[TEXT BLOCK]
*** Begin section ***

Nichoson & Ors v Knaggs & Ors  VSC 64 (27 February 2009) The Victorian Supreme Court adopted a human rights approach to the issue of legal capacity for those who have disabilities. In accordance with the UN Convention on the Rights of Persons with Disabilities (the 'CRPD'), Vickery J accepted the wide construction given to legal capacity and found that courts must ensure that the rights of people with disabilities are given support that is proportional to their needs and that conflicts of interest and undue influence do not occur.
Betty Dyke left a large estate when she died in 2004. In her 1985 Will she made small monetary gifts to family and friends and left the bulk of her estate to charities. Betty Dyke made two further Wills in 1999 and 2001 in which she bequeathed her entire residuary estate to three couples and removed the charities that stood to benefit from her 1985 Will. A codicil in March 2000 appointed three executors, including one man, whom the Plaintiff submitted Betty Dyke had always strongly disliked. A further codicil in December 2000 added Betty Dyke's solicitor as an executor. Betty Dyke suffered two disabilities later in life. She had acute pain caused by curvature of the spine for which she self-medicated and she later developed dementia as a symptom of Alzheimer's disease.
The Victorian Supreme Court found that Betty Dyke lacked testamentary capacity in respect of the 2001 Will and the December 2000 codicil and that undue influence was exercised on her in relation to the 1999 Will. In reaching this decision, Vickery J considered international instruments to which Australia is a party and the role of the common law in protecting human rights.
Vickery J found that, whilst the Victorian Charter of Human Rights does not recognise freedom to testamentary disposition, the 'freedom to dispose of property after death in the way a person chooses has been recognised for centuries under the common law.' Testamentary disposition 'is one of the freedoms that shape our society, and an important human right.'
Importantly, Vickery J considered the effect of the Convention on the Rights of Persons with Disabilities. Australia has ratified the CRPD but has not incorporated it into domestic law. Vickery J followed the approach of interpretation established by McHugh J in A v Minister for Immigration and Ethnic Affairs, which held that the Vienna Convention on the Law of Treaties 1969 can be used to interpret treaties that have been ratified but not incorporated. The proposition that international law may be used to guide the development of the common law was qualified by the fact that it should not be used as a 'backdoor' means of incorporating international treaties.

*** End section ***

[AIM OF THE TASK] Reproduce the passage of the case summary on testamentary capacity word for word, from "Betty Dyke left" to "of Alzheimer's disease.".

[EXTRACTED DATA]
*** Begin section ***

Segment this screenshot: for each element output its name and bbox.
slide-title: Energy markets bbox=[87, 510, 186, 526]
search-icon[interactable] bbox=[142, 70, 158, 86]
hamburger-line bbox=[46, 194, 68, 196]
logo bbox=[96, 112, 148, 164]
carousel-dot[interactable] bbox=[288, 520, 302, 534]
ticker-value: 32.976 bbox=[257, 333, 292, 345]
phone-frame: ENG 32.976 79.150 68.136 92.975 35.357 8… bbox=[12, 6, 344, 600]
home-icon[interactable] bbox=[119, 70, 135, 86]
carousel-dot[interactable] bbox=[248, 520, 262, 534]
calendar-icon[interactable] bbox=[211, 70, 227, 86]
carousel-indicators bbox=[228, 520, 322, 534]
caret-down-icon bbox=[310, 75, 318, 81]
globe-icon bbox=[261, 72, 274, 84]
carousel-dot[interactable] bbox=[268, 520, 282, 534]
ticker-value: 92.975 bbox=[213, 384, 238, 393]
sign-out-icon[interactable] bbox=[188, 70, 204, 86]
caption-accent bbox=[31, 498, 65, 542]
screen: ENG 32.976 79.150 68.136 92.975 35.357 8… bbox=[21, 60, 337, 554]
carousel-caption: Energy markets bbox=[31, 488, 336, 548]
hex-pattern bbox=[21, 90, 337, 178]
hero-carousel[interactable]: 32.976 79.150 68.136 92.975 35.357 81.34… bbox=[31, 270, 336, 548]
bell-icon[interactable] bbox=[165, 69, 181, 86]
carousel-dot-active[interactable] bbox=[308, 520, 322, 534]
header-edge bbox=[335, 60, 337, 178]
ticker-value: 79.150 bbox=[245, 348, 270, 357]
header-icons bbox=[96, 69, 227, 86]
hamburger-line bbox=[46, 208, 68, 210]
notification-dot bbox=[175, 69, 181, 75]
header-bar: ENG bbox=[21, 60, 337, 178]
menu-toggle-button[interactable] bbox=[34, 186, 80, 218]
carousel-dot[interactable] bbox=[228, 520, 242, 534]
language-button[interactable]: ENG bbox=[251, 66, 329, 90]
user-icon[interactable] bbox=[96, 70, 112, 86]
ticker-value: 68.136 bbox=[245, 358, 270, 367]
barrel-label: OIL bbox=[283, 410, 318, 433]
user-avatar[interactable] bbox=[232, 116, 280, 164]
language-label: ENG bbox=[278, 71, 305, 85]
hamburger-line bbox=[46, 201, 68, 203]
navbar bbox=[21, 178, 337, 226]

*** End section ***

[REPLY]
Betty Dyke left a large estate when she died in 2004. In her 1985 Will she made small monetary gifts to family and friends and left the bulk of her estate to charities. Betty Dyke made two further Wills in 1999 and 2001 in which she bequeathed her entire residuary estate to three couples and removed the charities that stood to benefit from her 1985 Will. A codicil in March 2000 appointed three executors, including one man, whom the Plaintiff submitted Betty Dyke had always strongly disliked. A further codicil in December 2000 added Betty Dyke's solicitor as an executor. Betty Dyke suffered two disabilities later in life. She had acute pain caused by curvature of the spine for which she self-medicated and she later developed dementia as a symptom of Alzheimer's disease.